Sift the material for lines containing "shown", and return them.

(Source material):
=======

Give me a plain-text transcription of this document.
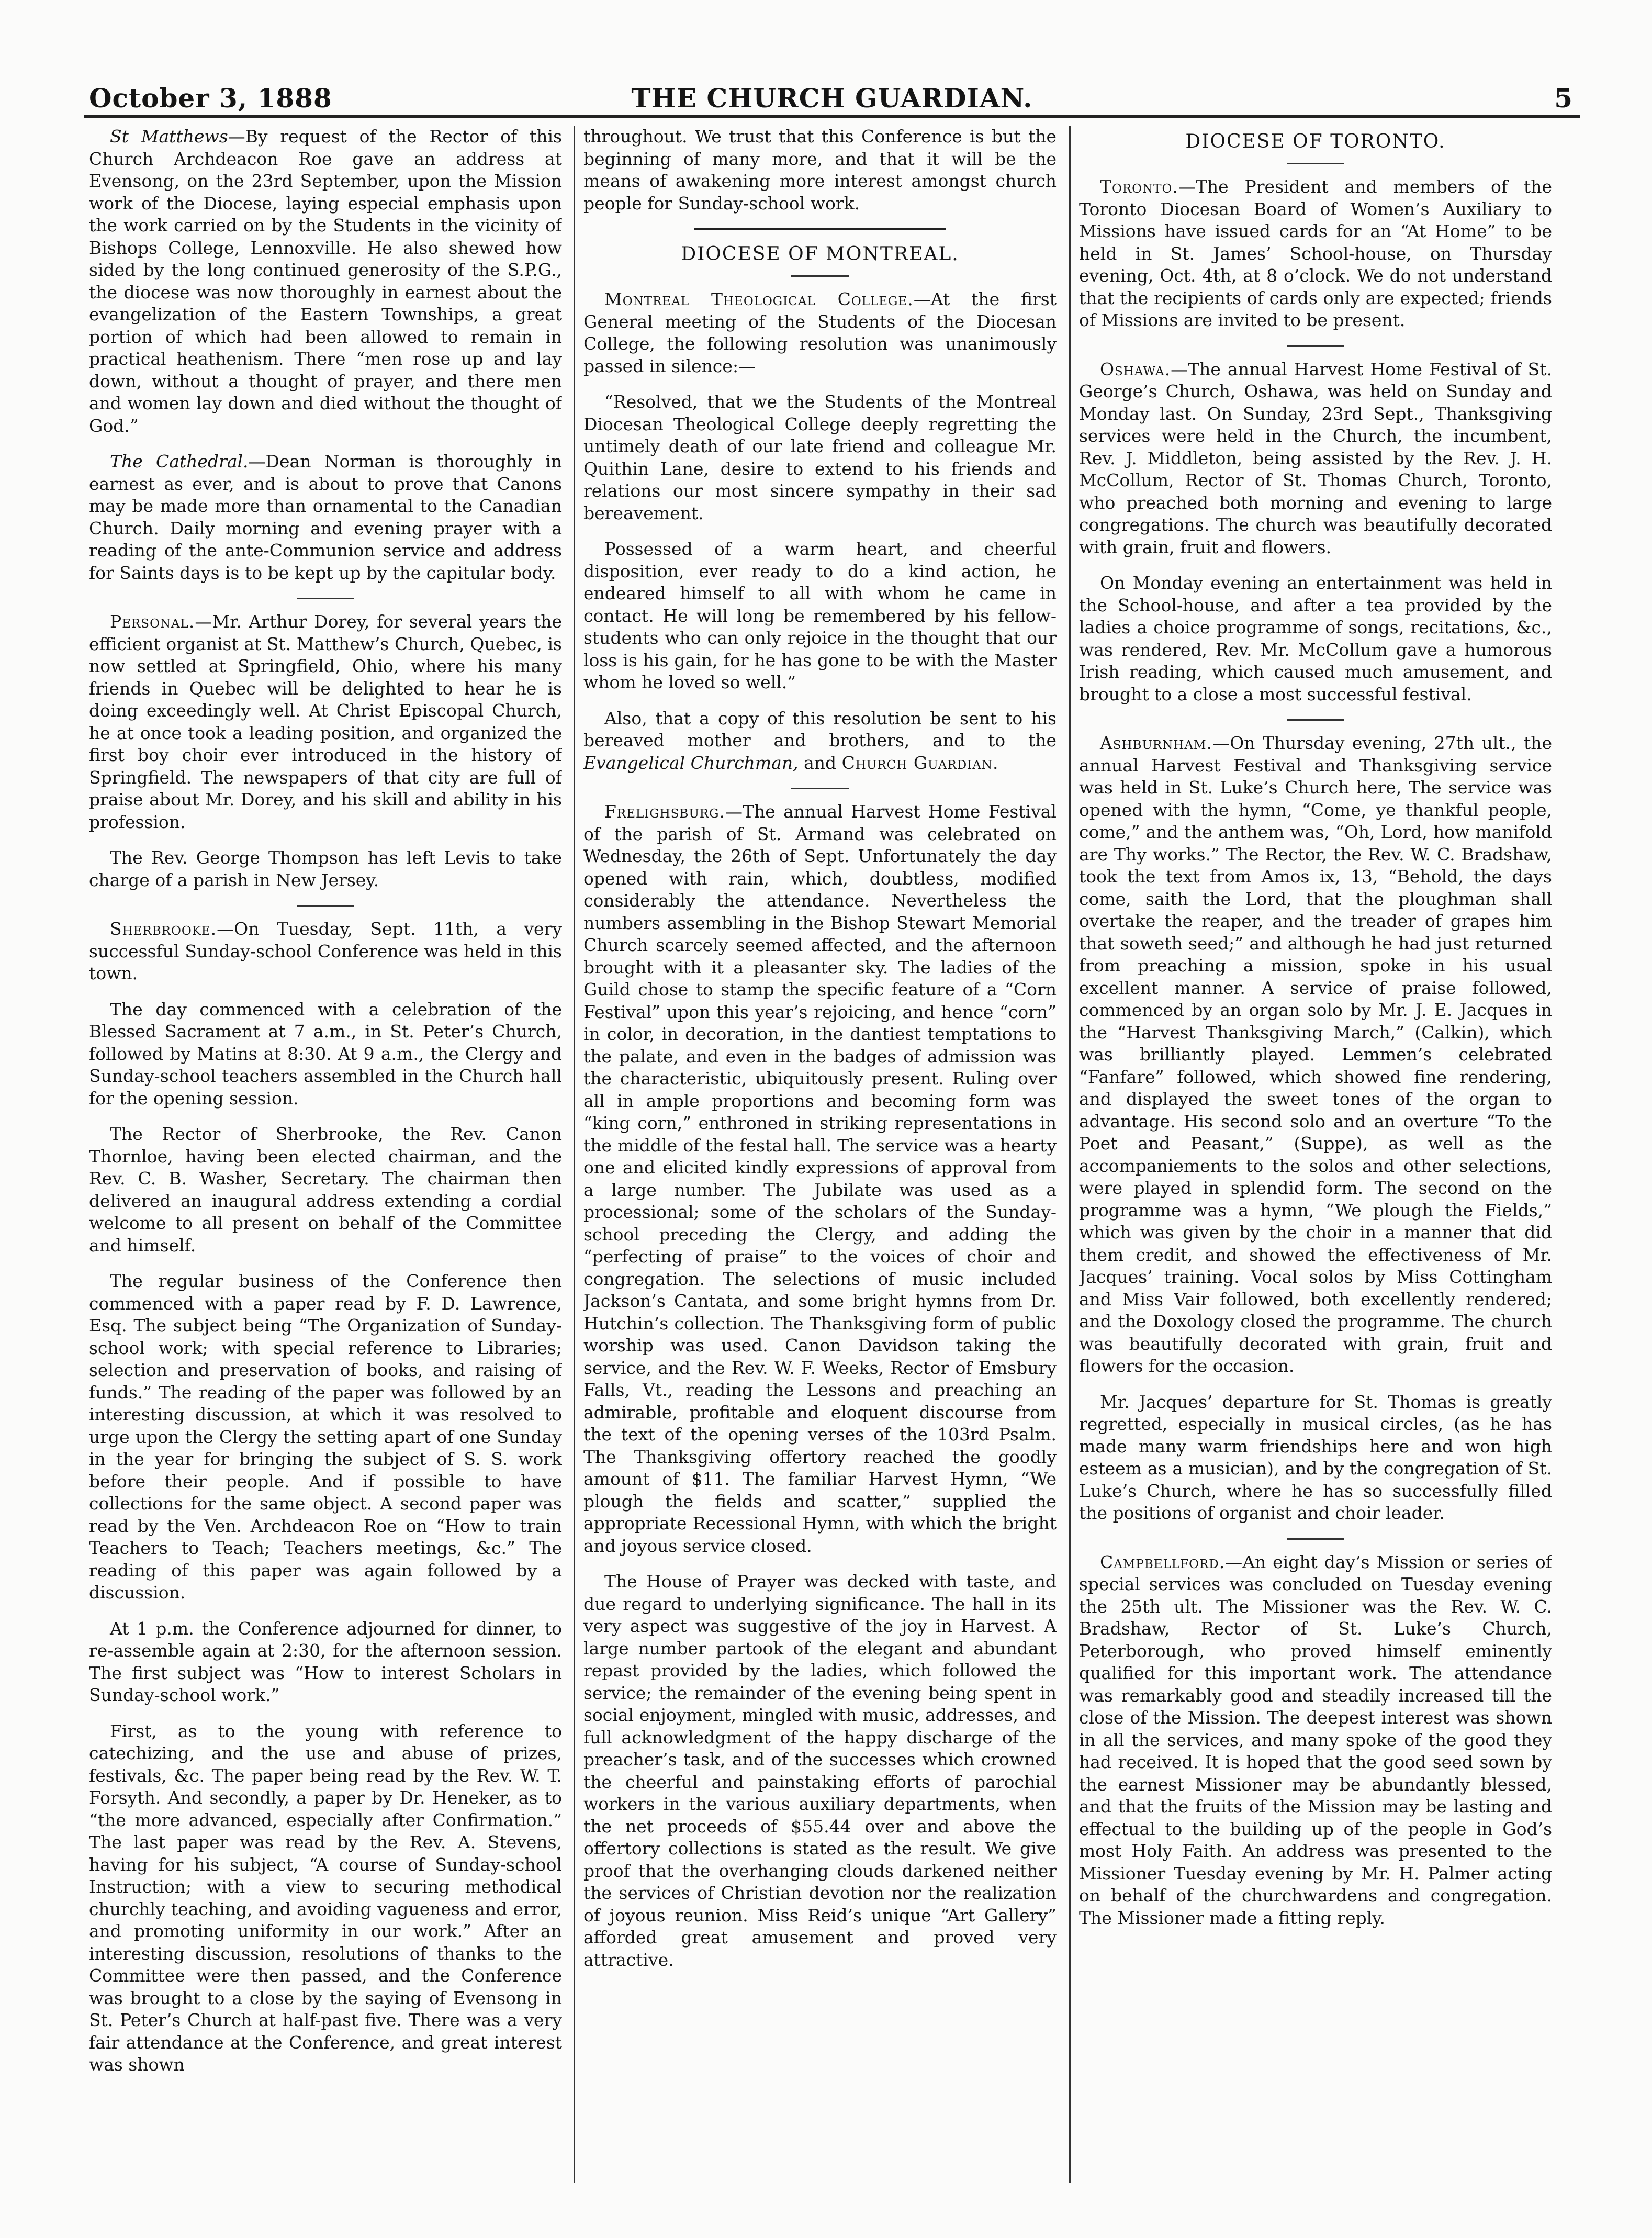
October 3, 1888	THE CHURCH GUARDIAN.	5

St Matthews—By request of the Rector of this Church Archdeacon Roe gave an address at Evensong, on the 23rd September, upon the Mission work of the Diocese, laying especial emphasis upon the work carried on by the Students in the vicinity of Bishops College, Lennoxville. He also shewed how sided by the long continued generosity of the S.P.G., the diocese was now thoroughly in earnest about the evangelization of the Eastern Townships, a great portion of which had been allowed to remain in practical heathenism. There “men rose up and lay down, without a thought of prayer, and there men and women lay down and died without the thought of God.”

The Cathedral.—Dean Norman is thoroughly in earnest as ever, and is about to prove that Canons may be made more than ornamental to the Canadian Church. Daily morning and evening prayer with a reading of the ante-Communion service and address for Saints days is to be kept up by the capitular body.

Personal.—Mr. Arthur Dorey, for several years the efficient organist at St. Matthew’s Church, Quebec, is now settled at Springfield, Ohio, where his many friends in Quebec will be delighted to hear he is doing exceedingly well. At Christ Episcopal Church, he at once took a leading position, and organized the first boy choir ever introduced in the history of Springfield. The newspapers of that city are full of praise about Mr. Dorey, and his skill and ability in his profession.

The Rev. George Thompson has left Levis to take charge of a parish in New Jersey.

Sherbrooke.—On Tuesday, Sept. 11th, a very successful Sunday-school Conference was held in this town.

The day commenced with a celebration of the Blessed Sacrament at 7 a.m., in St. Peter’s Church, followed by Matins at 8:30. At 9 a.m., the Clergy and Sunday-school teachers assembled in the Church hall for the opening session.

The Rector of Sherbrooke, the Rev. Canon Thornloe, having been elected chairman, and the Rev. C. B. Washer, Secretary. The chairman then delivered an inaugural address extending a cordial welcome to all present on behalf of the Committee and himself.

The regular business of the Conference then commenced with a paper read by F. D. Lawrence, Esq. The subject being “The Organization of Sunday-school work; with special reference to Libraries; selection and preservation of books, and raising of funds.” The reading of the paper was followed by an interesting discussion, at which it was resolved to urge upon the Clergy the setting apart of one Sunday in the year for bringing the subject of S. S. work before their people. And if possible to have collections for the same object. A second paper was read by the Ven. Archdeacon Roe on “How to train Teachers to Teach; Teachers meetings, &c.” The reading of this paper was again followed by a discussion.

At 1 p.m. the Conference adjourned for dinner, to re-assemble again at 2:30, for the afternoon session. The first subject was “How to interest Scholars in Sunday-school work.”

First, as to the young with reference to catechizing, and the use and abuse of prizes, festivals, &c. The paper being read by the Rev. W. T. Forsyth. And secondly, a paper by Dr. Heneker, as to “the more advanced, especially after Confirmation.” The last paper was read by the Rev. A. Stevens, having for his subject, “A course of Sunday-school Instruction; with a view to securing methodical churchly teaching, and avoiding vagueness and error, and promoting uniformity in our work.” After an interesting discussion, resolutions of thanks to the Committee were then passed, and the Conference was brought to a close by the saying of Evensong in St. Peter’s Church at half-past five. There was a very fair attendance at the Conference, and great interest was shown

throughout. We trust that this Conference is but the beginning of many more, and that it will be the means of awakening more interest amongst church people for Sunday-school work.

DIOCESE OF MONTREAL.

Montreal Theological College.—At the first General meeting of the Students of the Diocesan College, the following resolution was unanimously passed in silence:—

“Resolved, that we the Students of the Montreal Diocesan Theological College deeply regretting the untimely death of our late friend and colleague Mr. Quithin Lane, desire to extend to his friends and relations our most sincere sympathy in their sad bereavement.

Possessed of a warm heart, and cheerful disposition, ever ready to do a kind action, he endeared himself to all with whom he came in contact. He will long be remembered by his fellow-students who can only rejoice in the thought that our loss is his gain, for he has gone to be with the Master whom he loved so well.”

Also, that a copy of this resolution be sent to his bereaved mother and brothers, and to the Evangelical Churchman, and Church Guardian.

Frelighsburg.—The annual Harvest Home Festival of the parish of St. Armand was celebrated on Wednesday, the 26th of Sept. Unfortunately the day opened with rain, which, doubtless, modified considerably the attendance. Nevertheless the numbers assembling in the Bishop Stewart Memorial Church scarcely seemed affected, and the afternoon brought with it a pleasanter sky. The ladies of the Guild chose to stamp the specific feature of a “Corn Festival” upon this year’s rejoicing, and hence “corn” in color, in decoration, in the dantiest temptations to the palate, and even in the badges of admission was the characteristic, ubiquitously present. Ruling over all in ample proportions and becoming form was “king corn,” enthroned in striking representations in the middle of the festal hall. The service was a hearty one and elicited kindly expressions of approval from a large number. The Jubilate was used as a processional; some of the scholars of the Sunday-school preceding the Clergy, and adding the “perfecting of praise” to the voices of choir and congregation. The selections of music included Jackson’s Cantata, and some bright hymns from Dr. Hutchin’s collection. The Thanksgiving form of public worship was used. Canon Davidson taking the service, and the Rev. W. F. Weeks, Rector of Emsbury Falls, Vt., reading the Lessons and preaching an admirable, profitable and eloquent discourse from the text of the opening verses of the 103rd Psalm. The Thanksgiving offertory reached the goodly amount of $11. The familiar Harvest Hymn, “We plough the fields and scatter,” supplied the appropriate Recessional Hymn, with which the bright and joyous service closed.

The House of Prayer was decked with taste, and due regard to underlying significance. The hall in its very aspect was suggestive of the joy in Harvest. A large number partook of the elegant and abundant repast provided by the ladies, which followed the service; the remainder of the evening being spent in social enjoyment, mingled with music, addresses, and full acknowledgment of the happy discharge of the preacher’s task, and of the successes which crowned the cheerful and painstaking efforts of parochial workers in the various auxiliary departments, when the net proceeds of $55.44 over and above the offertory collections is stated as the result. We give proof that the overhanging clouds darkened neither the services of Christian devotion nor the realization of joyous reunion. Miss Reid’s unique “Art Gallery” afforded great amusement and proved very attractive.

DIOCESE OF TORONTO.

Toronto.—The President and members of the Toronto Diocesan Board of Women’s Auxiliary to Missions have issued cards for an “At Home” to be held in St. James’ School-house, on Thursday evening, Oct. 4th, at 8 o’clock. We do not understand that the recipients of cards only are expected; friends of Missions are invited to be present.

Oshawa.—The annual Harvest Home Festival of St. George’s Church, Oshawa, was held on Sunday and Monday last. On Sunday, 23rd Sept., Thanksgiving services were held in the Church, the incumbent, Rev. J. Middleton, being assisted by the Rev. J. H. McCollum, Rector of St. Thomas Church, Toronto, who preached both morning and evening to large congregations. The church was beautifully decorated with grain, fruit and flowers.

On Monday evening an entertainment was held in the School-house, and after a tea provided by the ladies a choice programme of songs, recitations, &c., was rendered, Rev. Mr. McCollum gave a humorous Irish reading, which caused much amusement, and brought to a close a most successful festival.

Ashburnham.—On Thursday evening, 27th ult., the annual Harvest Festival and Thanksgiving service was held in St. Luke’s Church here, The service was opened with the hymn, “Come, ye thankful people, come,” and the anthem was, “Oh, Lord, how manifold are Thy works.” The Rector, the Rev. W. C. Bradshaw, took the text from Amos ix, 13, “Behold, the days come, saith the Lord, that the ploughman shall overtake the reaper, and the treader of grapes him that soweth seed;” and although he had just returned from preaching a mission, spoke in his usual excellent manner. A service of praise followed, commenced by an organ solo by Mr. J. E. Jacques in the “Harvest Thanksgiving March,” (Calkin), which was brilliantly played. Lemmen’s celebrated “Fanfare” followed, which showed fine rendering, and displayed the sweet tones of the organ to advantage. His second solo and an overture “To the Poet and Peasant,” (Suppe), as well as the accompaniements to the solos and other selections, were played in splendid form. The second on the programme was a hymn, “We plough the Fields,” which was given by the choir in a manner that did them credit, and showed the effectiveness of Mr. Jacques’ training. Vocal solos by Miss Cottingham and Miss Vair followed, both excellently rendered; and the Doxology closed the programme. The church was beautifully decorated with grain, fruit and flowers for the occasion.

Mr. Jacques’ departure for St. Thomas is greatly regretted, especially in musical circles, (as he has made many warm friendships here and won high esteem as a musician), and by the congregation of St. Luke’s Church, where he has so successfully filled the positions of organist and choir leader.

Campbellford.—An eight day’s Mission or series of special services was concluded on Tuesday evening the 25th ult. The Missioner was the Rev. W. C. Bradshaw, Rector of St. Luke’s Church, Peterborough, who proved himself eminently qualified for this important work. The attendance was remarkably good and steadily increased till the close of the Mission. The deepest interest was shown in all the services, and many spoke of the good they had received. It is hoped that the good seed sown by the earnest Missioner may be abundantly blessed, and that the fruits of the Mission may be lasting and effectual to the building up of the people in God’s most Holy Faith. An address was presented to the Missioner Tuesday evening by Mr. H. Palmer acting on behalf of the churchwardens and congregation. The Missioner made a fitting reply.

=======

(Solved exercise):
First, as to the young with reference to catechizing, and the use and abuse of prizes, festivals, &c. The paper being read by the Rev. W. T. Forsyth. And secondly, a paper by Dr. Heneker, as to “the more advanced, especially after Confirmation.” The last paper was read by the Rev. A. Stevens, having for his subject, “A course of Sunday-school Instruction; with a view to securing methodical churchly teaching, and avoiding vagueness and error, and promoting uniformity in our work.” After an interesting discussion, resolutions of thanks to the Committee were then passed, and the Conference was brought to a close by the saying of Evensong in St. Peter’s Church at half-past five. There was a very fair attendance at the Conference, and great interest was shown
Campbellford.—An eight day’s Mission or series of special services was concluded on Tuesday evening the 25th ult. The Missioner was the Rev. W. C. Bradshaw, Rector of St. Luke’s Church, Peterborough, who proved himself eminently qualified for this important work. The attendance was remarkably good and steadily increased till the close of the Mission. The deepest interest was shown in all the services, and many spoke of the good they had received. It is hoped that the good seed sown by the earnest Missioner may be abundantly blessed, and that the fruits of the Mission may be lasting and effectual to the building up of the people in God’s most Holy Faith. An address was presented to the Missioner Tuesday evening by Mr. H. Palmer acting on behalf of the churchwardens and congregation. The Missioner made a fitting reply.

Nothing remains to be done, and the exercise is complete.